PASSAGE DU TEXTE =
Si je vous dis : L’Avare de Molière, que me répondez-vous ?
Culte,
sans aucun doute. Comique, certainement. Cassette et gages à la
rigueur. Louis de Funès ou Daniel Podalydès, si vous êtes
connaisseurs. Peut-être pousseriez-vous l’audace jusqu’à me
dire « vu et revu », et je vous dirais que vous avez
raison.
C’est
donc à un lourd héritage que Ivo Van Hove
s’est attaqué en décidant de monter cette pièce, avec le réel
pari de pousser sa tournée hors des frontières hollandaises, devant
un public français exigeant en néerlandais surtitré français.
Pourtant, dès l’entrée des spectateurs, on voit qu’il n’a pas
été seulement et simplement question de monter un classique, mais
bien de revisiter et de dépoussiérer le tout.
Dès
le début, le spectateur, alors même qu’il s’installe dans le
siège assigné, a le loisir de faire face à une scène baignée de
lumière. Rien de particulièrement extraordinaire jusque-là, me
diriez-vous. Ce qui détonne néanmoins, ce sont l’écran plat, à
gauche, la chaîne hi-fi en fond de scène, les ordinateurs, au
nombre de trois, qui trônent sur des tables basses, ou encore le
frigo double portes en retrait, côté jardin. Sans omettre les
détritus qui jalonnent l’espace scénique de part et d’autre.

PROBLÈME À TRAITER =
Selon la critique de L'Avare monté par Ivo Van Hove, combien d'ordinateurs sont disposés sur la scène ?

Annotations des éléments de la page
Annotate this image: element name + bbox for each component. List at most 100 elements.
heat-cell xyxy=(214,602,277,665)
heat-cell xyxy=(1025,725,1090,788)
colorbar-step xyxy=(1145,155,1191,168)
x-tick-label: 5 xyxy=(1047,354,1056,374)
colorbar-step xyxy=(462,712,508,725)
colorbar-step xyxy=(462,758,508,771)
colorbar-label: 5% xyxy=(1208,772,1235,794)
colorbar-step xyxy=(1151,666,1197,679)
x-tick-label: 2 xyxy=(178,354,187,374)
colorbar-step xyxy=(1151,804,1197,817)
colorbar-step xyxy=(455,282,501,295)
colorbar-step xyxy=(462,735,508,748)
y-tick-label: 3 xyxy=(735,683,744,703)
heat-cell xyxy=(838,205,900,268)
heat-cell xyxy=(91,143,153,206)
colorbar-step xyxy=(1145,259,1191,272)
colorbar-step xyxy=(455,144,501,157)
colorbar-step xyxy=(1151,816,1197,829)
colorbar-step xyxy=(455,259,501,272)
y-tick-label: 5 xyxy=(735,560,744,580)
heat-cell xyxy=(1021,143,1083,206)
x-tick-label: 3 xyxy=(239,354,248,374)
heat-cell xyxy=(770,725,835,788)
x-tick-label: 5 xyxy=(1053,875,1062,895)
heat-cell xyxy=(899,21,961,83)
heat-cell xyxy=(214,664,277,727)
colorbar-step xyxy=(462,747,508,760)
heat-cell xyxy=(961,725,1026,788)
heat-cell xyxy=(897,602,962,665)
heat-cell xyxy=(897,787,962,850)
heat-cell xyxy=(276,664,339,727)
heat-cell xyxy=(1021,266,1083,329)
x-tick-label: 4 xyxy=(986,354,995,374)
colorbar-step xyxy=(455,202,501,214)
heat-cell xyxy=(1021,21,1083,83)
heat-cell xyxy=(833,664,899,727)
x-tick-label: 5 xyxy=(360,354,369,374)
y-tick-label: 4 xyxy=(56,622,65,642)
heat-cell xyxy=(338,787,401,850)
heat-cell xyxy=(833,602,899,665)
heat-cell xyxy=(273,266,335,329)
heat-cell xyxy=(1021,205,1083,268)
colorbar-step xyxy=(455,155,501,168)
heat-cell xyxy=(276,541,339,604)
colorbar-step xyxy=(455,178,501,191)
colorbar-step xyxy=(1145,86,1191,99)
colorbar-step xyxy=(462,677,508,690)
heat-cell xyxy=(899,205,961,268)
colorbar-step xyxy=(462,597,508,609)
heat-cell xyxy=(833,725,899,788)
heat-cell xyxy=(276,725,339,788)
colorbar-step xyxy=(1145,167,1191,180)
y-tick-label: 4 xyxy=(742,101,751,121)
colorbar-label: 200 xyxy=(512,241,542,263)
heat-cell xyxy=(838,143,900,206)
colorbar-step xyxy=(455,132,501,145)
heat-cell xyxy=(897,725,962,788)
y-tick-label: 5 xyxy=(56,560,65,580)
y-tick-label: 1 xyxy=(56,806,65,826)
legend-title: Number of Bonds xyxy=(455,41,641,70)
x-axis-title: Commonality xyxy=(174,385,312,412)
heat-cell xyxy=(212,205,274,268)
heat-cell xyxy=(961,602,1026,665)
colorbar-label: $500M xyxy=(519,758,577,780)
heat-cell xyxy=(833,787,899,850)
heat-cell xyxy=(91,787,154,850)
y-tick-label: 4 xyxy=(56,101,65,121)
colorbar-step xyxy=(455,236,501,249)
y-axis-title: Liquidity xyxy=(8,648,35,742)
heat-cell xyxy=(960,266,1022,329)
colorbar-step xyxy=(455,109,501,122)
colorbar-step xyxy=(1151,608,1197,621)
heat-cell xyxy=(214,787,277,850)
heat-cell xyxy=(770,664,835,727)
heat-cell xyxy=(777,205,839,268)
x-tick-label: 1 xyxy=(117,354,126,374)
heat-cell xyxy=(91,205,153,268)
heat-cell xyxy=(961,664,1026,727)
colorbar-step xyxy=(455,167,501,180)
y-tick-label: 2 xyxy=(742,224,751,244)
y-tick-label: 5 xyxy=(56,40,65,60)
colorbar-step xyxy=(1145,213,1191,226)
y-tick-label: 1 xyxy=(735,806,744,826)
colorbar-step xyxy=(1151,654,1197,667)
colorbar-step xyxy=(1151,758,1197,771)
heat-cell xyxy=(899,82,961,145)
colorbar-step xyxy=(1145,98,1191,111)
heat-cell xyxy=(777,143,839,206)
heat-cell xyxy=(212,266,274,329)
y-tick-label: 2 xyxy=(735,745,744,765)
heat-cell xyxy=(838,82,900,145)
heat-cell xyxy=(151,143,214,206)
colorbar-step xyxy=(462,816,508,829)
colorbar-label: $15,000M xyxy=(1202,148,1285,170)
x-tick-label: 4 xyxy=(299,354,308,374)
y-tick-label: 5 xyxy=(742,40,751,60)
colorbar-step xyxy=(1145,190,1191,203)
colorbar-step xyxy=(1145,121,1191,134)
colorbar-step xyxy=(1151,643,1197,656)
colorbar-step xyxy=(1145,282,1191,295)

SOLUTION PROPOSÉE =
Trois, posés sur des tables basses.